### STATED GOAL
Output the material below in full, exactly as it is.

### MATERIALS PROVIDED
__________________________________________________
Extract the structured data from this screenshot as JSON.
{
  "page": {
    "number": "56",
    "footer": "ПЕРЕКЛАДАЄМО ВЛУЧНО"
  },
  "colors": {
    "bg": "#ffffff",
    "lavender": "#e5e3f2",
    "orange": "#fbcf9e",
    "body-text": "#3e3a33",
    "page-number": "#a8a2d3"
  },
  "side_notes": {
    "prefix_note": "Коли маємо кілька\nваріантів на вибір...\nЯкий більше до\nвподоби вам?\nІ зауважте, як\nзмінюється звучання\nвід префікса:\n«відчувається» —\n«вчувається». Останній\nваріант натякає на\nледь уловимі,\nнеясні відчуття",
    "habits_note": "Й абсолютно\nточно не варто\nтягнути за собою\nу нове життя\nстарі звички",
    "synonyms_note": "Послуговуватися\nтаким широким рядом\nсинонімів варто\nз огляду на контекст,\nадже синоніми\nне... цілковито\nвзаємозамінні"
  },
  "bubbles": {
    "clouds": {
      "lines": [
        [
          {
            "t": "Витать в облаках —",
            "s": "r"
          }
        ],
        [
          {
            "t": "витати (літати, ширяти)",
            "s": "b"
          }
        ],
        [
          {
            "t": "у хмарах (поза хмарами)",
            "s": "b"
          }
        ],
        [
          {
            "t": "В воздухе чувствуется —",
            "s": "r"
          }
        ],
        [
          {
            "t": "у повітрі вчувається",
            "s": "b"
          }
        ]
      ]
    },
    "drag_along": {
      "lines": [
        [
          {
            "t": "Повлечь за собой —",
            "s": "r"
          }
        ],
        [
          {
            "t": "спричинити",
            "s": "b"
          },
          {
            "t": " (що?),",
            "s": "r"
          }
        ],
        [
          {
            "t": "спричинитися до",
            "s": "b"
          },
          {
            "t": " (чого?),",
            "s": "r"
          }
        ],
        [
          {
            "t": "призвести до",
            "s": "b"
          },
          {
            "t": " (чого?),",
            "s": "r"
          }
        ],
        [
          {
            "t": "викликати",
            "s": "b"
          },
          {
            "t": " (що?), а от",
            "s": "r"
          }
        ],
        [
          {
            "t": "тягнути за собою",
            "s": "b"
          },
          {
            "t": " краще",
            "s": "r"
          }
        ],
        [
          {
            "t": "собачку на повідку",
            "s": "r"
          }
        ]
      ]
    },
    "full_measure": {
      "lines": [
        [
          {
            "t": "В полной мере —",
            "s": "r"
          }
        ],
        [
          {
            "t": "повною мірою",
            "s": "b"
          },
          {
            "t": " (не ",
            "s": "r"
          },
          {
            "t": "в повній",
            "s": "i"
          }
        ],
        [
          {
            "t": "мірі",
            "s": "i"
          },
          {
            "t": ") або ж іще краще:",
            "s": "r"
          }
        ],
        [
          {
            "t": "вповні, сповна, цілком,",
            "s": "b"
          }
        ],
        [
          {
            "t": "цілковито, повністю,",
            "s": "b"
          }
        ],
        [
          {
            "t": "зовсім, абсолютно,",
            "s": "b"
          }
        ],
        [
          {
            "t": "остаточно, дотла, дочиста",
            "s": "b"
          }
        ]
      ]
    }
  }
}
__________________________________________________
### EXERCISE OUTPUT
Extract the structured data from this screenshot as JSON.
{
  "page": {
    "number": "56",
    "footer": "ПЕРЕКЛАДАЄМО ВЛУЧНО"
  },
  "colors": {
    "bg": "#ffffff",
    "lavender": "#e5e3f2",
    "orange": "#fbcf9e",
    "body-text": "#3e3a33",
    "page-number": "#a8a2d3"
  },
  "side_notes": {
    "prefix_note": "Коли маємо кілька\nваріантів на вибір...\nЯкий більше до\nвподоби вам?\nІ зауважте, як\nзмінюється звучання\nвід префікса:\n«відчувається» —\n«вчувається». Останній\nваріант натякає на\nледь уловимі,\nнеясні відчуття",
    "habits_note": "Й абсолютно\nточно не варто\nтягнути за собою\nу нове життя\nстарі звички",
    "synonyms_note": "Послуговуватися\nтаким широким рядом\nсинонімів варто\nз огляду на контекст,\nадже синоніми\nне... цілковито\nвзаємозамінні"
  },
  "bubbles": {
    "clouds": {
      "lines": [
        [
          {
            "t": "Витать в облаках —",
            "s": "r"
          }
        ],
        [
          {
            "t": "витати (літати, ширяти)",
            "s": "b"
          }
        ],
        [
          {
            "t": "у хмарах (поза хмарами)",
            "s": "b"
          }
        ],
        [
          {
            "t": "В воздухе чувствуется —",
            "s": "r"
          }
        ],
        [
          {
            "t": "у повітрі вчувається",
            "s": "b"
          }
        ]
      ]
    },
    "drag_along": {
      "lines": [
        [
          {
            "t": "Повлечь за собой —",
            "s": "r"
          }
        ],
        [
          {
            "t": "спричинити",
            "s": "b"
          },
          {
            "t": " (що?),",
            "s": "r"
          }
        ],
        [
          {
            "t": "спричинитися до",
            "s": "b"
          },
          {
            "t": " (чого?),",
            "s": "r"
          }
        ],
        [
          {
            "t": "призвести до",
            "s": "b"
          },
          {
            "t": " (чого?),",
            "s": "r"
          }
        ],
        [
          {
            "t": "викликати",
            "s": "b"
          },
          {
            "t": " (що?), а от",
            "s": "r"
          }
        ],
        [
          {
            "t": "тягнути за собою",
            "s": "b"
          },
          {
            "t": " краще",
            "s": "r"
          }
        ],
        [
          {
            "t": "собачку на повідку",
            "s": "r"
          }
        ]
      ]
    },
    "full_measure": {
      "lines": [
        [
          {
            "t": "В полной мере —",
            "s": "r"
          }
        ],
        [
          {
            "t": "повною мірою",
            "s": "b"
          },
          {
            "t": " (не ",
            "s": "r"
          },
          {
            "t": "в повній",
            "s": "i"
          }
        ],
        [
          {
            "t": "мірі",
            "s": "i"
          },
          {
            "t": ") або ж іще краще:",
            "s": "r"
          }
        ],
        [
          {
            "t": "вповні, сповна, цілком,",
            "s": "b"
          }
        ],
        [
          {
            "t": "цілковито, повністю,",
            "s": "b"
          }
        ],
        [
          {
            "t": "зовсім, абсолютно,",
            "s": "b"
          }
        ],
        [
          {
            "t": "остаточно, дотла, дочиста",
            "s": "b"
          }
        ]
      ]
    }
  }
}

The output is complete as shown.